Required task. Each line of the material below that holds the word "this" needs to be copied.

[Entries taken from a collection]
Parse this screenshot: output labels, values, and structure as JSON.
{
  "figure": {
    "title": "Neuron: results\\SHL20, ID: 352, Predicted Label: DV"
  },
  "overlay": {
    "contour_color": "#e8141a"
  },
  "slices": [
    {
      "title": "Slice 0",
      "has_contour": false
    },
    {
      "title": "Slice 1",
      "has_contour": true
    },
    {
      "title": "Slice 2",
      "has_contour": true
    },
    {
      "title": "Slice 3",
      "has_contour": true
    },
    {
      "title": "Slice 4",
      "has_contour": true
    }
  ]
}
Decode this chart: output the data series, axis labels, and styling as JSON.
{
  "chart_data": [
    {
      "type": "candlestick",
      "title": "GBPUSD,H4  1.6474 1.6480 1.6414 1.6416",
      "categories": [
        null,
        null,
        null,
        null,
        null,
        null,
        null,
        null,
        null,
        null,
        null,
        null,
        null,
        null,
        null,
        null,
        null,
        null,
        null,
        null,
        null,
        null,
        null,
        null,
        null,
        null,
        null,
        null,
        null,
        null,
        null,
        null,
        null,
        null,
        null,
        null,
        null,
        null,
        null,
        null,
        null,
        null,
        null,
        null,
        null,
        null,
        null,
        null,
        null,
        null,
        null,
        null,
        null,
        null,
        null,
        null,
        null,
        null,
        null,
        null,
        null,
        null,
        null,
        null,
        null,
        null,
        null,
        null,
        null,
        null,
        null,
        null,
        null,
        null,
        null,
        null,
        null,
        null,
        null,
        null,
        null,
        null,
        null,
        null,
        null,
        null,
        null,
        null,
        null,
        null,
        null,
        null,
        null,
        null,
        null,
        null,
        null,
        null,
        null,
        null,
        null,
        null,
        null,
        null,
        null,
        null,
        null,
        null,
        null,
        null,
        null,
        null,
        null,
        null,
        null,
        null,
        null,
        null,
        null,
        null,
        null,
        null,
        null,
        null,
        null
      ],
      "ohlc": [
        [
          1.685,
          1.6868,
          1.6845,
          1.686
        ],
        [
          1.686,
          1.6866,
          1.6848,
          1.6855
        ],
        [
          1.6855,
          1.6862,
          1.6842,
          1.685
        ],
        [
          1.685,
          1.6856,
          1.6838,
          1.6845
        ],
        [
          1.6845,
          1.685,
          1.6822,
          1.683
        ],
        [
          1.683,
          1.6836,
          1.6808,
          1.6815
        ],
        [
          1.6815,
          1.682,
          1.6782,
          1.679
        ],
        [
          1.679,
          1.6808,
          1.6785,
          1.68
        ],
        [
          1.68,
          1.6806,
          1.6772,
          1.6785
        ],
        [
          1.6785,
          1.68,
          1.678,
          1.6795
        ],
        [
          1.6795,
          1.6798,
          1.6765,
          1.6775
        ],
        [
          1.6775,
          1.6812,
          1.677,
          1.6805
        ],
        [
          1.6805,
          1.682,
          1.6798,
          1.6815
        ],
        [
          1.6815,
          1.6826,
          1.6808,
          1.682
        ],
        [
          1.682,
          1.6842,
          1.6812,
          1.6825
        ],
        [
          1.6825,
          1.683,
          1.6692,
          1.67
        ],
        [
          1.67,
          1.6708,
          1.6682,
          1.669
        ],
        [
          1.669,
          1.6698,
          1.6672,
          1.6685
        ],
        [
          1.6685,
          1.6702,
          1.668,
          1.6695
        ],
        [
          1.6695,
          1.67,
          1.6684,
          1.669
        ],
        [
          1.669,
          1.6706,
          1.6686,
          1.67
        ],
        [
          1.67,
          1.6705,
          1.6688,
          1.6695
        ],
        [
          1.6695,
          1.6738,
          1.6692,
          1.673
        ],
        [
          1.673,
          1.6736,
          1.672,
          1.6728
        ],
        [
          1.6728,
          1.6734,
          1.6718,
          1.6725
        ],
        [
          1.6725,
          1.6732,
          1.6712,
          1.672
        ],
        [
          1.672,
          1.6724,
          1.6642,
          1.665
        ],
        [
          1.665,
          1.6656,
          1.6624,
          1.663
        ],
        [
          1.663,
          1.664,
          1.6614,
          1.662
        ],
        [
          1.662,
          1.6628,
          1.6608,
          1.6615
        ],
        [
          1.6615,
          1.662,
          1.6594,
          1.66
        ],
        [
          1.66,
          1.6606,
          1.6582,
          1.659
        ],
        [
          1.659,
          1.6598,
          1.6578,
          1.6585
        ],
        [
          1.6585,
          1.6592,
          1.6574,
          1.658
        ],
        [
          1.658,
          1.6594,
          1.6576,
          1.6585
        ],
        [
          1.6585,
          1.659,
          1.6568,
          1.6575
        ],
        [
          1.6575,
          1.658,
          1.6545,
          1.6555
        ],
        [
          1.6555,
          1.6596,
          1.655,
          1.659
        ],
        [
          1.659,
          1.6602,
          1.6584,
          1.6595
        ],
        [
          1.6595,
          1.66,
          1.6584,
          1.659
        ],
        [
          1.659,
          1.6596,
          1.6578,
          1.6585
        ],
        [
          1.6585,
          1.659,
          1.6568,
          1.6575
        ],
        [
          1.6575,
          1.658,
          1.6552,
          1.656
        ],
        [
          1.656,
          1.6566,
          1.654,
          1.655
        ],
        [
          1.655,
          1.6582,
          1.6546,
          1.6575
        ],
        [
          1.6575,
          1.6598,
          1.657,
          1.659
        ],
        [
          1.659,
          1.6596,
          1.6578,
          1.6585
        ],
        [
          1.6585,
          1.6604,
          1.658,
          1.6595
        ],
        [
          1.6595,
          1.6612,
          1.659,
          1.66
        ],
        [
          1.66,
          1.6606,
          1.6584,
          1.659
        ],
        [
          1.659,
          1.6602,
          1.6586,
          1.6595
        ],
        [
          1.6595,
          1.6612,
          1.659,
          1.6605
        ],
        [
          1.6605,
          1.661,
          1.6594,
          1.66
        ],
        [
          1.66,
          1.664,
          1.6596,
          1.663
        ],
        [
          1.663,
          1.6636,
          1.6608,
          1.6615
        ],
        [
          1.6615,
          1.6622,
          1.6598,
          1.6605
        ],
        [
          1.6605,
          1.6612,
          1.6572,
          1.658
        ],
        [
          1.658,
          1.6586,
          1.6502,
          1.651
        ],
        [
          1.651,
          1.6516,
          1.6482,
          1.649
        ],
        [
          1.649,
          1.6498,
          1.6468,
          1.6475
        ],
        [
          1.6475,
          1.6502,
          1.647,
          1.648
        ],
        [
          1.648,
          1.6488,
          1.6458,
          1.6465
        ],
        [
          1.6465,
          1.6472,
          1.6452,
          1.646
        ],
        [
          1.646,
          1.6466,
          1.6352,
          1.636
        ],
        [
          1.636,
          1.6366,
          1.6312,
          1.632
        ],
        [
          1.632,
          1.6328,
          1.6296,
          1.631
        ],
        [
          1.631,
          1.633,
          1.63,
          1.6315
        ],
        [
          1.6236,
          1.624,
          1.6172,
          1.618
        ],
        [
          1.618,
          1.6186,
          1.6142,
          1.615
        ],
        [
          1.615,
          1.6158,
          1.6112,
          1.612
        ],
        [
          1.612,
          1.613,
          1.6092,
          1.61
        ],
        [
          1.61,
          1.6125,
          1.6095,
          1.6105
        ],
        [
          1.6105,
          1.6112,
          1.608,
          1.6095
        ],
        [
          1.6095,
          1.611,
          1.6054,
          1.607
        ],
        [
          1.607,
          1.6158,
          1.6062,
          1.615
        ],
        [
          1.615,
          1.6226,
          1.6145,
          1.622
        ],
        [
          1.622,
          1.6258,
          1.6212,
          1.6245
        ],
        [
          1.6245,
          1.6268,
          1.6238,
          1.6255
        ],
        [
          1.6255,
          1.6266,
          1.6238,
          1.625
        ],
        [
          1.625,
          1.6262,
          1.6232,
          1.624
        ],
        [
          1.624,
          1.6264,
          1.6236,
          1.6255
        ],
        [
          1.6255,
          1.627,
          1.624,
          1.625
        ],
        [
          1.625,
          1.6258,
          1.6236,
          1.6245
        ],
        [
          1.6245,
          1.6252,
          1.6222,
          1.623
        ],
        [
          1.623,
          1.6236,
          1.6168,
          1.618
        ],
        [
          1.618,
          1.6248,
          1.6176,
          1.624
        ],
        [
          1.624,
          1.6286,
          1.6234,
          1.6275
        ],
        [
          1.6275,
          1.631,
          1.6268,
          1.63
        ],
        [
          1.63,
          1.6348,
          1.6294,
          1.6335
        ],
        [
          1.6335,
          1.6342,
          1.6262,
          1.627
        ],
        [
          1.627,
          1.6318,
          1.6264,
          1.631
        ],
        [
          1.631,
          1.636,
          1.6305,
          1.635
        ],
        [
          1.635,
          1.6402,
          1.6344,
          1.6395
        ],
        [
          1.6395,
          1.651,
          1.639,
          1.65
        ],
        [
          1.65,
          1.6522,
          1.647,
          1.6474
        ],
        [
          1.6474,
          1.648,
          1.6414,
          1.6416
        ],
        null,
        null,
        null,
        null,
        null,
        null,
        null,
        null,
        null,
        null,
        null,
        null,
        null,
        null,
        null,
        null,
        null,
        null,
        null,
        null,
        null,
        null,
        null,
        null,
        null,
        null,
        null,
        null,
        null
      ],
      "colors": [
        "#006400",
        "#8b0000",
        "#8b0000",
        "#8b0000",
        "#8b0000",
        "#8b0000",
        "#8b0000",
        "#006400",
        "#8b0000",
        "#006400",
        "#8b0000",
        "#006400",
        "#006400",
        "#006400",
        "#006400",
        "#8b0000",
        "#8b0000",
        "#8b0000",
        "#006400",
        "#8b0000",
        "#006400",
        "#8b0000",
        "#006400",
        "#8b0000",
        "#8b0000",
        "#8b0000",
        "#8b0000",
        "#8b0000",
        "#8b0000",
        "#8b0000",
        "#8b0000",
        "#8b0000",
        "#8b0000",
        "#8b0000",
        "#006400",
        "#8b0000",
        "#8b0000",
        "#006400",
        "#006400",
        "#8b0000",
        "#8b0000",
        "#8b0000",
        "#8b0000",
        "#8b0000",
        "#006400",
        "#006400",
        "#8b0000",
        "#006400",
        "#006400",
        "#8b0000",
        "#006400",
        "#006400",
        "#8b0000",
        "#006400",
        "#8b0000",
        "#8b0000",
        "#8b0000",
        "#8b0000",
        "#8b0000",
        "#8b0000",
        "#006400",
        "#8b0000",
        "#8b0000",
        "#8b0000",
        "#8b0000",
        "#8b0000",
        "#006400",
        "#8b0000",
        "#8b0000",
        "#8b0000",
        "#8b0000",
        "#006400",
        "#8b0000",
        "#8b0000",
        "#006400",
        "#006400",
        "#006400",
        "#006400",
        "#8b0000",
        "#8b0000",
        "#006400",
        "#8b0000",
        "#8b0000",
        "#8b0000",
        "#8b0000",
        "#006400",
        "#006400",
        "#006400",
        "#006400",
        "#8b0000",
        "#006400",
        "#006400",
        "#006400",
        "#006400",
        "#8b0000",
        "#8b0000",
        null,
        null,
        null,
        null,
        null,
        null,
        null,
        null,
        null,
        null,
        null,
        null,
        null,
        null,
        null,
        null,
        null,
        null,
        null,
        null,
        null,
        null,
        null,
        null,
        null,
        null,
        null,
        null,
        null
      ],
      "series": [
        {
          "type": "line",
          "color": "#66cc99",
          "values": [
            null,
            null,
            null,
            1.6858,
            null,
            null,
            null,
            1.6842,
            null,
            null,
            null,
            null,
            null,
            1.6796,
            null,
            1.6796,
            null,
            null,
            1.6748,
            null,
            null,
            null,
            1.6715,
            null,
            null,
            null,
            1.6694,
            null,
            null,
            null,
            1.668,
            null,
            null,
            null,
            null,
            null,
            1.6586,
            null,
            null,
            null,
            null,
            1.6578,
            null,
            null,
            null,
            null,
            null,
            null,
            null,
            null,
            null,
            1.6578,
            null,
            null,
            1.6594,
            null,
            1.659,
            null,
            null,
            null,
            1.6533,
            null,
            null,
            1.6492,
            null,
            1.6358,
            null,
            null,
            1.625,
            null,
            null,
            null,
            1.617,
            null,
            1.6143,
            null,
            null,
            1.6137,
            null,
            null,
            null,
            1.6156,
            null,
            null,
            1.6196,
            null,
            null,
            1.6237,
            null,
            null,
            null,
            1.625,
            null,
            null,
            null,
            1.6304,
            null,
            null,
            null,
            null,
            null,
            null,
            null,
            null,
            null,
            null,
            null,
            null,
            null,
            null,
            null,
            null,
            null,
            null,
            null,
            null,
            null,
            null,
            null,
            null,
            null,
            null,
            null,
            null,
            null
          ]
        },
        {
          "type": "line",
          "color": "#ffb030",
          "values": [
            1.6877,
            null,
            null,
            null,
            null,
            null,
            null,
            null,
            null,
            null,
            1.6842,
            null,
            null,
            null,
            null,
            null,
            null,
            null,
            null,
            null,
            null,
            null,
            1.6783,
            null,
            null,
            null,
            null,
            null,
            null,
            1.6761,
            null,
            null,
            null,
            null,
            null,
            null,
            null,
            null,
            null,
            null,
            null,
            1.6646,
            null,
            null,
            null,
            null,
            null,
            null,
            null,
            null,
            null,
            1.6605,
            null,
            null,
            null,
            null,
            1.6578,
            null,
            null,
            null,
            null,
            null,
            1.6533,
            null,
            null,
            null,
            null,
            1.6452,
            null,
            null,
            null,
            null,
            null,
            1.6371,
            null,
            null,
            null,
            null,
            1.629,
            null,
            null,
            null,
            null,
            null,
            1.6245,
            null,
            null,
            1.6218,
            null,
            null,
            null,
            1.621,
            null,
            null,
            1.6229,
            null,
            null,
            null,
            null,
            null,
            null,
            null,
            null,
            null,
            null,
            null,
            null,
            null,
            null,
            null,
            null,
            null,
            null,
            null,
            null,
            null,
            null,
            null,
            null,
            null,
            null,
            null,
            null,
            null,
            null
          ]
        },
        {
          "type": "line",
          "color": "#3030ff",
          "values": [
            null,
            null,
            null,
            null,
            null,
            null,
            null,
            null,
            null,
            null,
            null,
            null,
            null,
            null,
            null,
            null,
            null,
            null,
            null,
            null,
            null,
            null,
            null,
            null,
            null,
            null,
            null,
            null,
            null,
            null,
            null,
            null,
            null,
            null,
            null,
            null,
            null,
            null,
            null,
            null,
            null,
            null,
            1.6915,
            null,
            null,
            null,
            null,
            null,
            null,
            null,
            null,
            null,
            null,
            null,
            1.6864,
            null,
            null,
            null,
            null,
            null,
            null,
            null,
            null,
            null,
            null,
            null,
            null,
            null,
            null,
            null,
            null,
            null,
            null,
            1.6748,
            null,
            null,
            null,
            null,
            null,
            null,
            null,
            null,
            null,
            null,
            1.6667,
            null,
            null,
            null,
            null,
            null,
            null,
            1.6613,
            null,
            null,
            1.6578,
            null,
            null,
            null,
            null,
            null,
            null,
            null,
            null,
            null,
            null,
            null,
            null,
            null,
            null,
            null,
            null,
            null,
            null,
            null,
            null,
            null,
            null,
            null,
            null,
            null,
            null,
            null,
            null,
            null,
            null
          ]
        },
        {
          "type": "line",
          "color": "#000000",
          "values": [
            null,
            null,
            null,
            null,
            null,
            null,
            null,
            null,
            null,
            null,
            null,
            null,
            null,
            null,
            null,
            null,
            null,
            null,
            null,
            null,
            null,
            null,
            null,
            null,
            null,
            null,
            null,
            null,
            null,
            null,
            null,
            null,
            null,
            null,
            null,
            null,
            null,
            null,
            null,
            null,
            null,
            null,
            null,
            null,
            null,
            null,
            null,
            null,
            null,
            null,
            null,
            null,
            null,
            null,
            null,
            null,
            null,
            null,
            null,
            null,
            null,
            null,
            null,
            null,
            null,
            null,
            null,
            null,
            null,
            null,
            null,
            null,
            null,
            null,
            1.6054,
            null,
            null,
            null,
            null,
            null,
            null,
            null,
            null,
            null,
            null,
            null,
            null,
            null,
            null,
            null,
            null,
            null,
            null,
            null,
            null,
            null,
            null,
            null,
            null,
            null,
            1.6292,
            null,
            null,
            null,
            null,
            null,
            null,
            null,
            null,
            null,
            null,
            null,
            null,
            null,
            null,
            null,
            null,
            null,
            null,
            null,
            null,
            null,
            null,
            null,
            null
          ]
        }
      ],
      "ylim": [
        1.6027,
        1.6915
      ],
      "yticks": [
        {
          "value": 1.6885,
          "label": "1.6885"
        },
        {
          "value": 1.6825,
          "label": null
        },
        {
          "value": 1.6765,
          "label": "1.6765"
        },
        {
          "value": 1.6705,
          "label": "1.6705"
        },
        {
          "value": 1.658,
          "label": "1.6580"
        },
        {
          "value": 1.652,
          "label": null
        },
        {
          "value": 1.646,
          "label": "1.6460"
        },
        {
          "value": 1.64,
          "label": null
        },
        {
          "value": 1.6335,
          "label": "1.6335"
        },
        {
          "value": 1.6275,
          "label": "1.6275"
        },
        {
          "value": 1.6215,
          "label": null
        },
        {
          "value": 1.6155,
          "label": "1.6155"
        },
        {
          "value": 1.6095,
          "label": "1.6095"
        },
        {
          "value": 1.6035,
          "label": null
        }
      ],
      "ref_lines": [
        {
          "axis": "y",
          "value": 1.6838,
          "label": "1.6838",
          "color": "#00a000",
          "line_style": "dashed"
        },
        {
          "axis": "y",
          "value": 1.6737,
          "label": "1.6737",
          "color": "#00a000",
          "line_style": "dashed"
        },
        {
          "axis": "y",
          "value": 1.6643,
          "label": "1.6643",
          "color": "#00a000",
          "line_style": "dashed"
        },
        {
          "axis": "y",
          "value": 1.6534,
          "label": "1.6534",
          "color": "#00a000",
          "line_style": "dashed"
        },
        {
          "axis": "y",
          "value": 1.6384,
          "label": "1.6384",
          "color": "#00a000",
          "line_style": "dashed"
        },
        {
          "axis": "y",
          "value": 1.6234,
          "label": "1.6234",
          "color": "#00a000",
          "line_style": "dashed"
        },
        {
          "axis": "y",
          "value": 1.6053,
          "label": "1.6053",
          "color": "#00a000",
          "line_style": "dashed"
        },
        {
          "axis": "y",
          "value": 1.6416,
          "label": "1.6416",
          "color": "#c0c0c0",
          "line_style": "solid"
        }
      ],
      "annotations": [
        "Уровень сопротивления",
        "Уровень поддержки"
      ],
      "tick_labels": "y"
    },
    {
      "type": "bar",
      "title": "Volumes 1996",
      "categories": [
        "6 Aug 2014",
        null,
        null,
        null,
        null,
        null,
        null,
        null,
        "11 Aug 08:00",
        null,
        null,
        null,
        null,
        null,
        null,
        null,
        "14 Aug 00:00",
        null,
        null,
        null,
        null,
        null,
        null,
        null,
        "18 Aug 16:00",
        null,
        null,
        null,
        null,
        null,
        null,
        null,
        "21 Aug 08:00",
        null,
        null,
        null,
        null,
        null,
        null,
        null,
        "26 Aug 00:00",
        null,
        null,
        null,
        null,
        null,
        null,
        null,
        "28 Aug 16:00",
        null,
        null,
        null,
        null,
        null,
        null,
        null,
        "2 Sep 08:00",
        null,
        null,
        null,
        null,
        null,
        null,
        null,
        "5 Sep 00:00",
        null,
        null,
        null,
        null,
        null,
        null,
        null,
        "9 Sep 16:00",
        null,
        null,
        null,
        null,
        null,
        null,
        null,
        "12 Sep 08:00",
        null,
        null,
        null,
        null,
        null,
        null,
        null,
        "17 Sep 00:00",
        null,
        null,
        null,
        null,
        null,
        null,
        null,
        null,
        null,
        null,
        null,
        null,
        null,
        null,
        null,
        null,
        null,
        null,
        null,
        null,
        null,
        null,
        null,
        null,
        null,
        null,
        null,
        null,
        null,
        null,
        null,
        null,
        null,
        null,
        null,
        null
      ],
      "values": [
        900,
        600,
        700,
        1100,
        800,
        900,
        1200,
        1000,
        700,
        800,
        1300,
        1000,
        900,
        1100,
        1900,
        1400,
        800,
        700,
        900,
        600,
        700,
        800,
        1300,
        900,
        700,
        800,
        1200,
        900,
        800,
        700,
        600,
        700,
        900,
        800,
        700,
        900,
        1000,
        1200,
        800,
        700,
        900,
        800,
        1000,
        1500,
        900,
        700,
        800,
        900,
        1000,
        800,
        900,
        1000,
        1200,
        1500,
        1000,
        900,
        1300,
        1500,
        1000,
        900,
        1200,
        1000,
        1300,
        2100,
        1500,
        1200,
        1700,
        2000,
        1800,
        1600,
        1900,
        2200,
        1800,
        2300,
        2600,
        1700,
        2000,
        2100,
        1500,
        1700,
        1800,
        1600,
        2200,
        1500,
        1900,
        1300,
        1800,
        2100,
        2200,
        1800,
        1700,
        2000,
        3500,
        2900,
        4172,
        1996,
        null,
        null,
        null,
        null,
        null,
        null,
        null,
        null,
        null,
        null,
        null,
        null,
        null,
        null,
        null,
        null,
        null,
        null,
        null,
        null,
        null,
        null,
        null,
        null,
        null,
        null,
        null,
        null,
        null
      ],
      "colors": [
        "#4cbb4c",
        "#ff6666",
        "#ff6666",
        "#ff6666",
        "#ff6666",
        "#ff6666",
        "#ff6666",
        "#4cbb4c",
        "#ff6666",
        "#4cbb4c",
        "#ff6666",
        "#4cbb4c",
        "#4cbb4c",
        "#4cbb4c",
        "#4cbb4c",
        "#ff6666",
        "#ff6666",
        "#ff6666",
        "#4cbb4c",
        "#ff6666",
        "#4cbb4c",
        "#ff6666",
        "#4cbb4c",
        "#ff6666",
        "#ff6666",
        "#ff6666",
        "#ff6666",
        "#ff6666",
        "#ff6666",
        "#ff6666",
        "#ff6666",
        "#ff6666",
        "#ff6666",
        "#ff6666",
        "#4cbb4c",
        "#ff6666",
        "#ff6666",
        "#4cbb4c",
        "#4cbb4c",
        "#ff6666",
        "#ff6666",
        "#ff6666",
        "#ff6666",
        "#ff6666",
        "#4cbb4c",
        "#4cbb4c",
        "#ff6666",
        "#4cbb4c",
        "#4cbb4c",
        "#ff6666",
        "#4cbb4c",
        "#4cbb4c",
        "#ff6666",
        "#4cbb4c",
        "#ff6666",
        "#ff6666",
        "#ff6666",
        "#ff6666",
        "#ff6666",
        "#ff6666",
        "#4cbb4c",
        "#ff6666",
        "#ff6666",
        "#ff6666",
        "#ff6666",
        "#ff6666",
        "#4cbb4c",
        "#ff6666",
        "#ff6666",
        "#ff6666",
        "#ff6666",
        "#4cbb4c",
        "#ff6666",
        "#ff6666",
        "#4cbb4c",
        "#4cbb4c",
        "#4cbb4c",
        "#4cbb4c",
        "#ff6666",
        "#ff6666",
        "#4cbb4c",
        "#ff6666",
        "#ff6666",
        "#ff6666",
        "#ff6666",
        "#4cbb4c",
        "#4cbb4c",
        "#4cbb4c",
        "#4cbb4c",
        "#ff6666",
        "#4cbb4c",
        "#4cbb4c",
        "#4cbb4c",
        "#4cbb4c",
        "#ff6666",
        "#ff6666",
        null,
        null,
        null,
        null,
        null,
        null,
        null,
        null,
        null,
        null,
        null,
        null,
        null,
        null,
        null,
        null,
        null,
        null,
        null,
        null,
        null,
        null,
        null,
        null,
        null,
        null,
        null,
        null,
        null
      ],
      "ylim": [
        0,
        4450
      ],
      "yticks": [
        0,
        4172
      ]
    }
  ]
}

Full response.
Parse this screenshot: output labels, values, and structure as JSON.
Decode this chart: output the data series, axis labels, and styling as JSON.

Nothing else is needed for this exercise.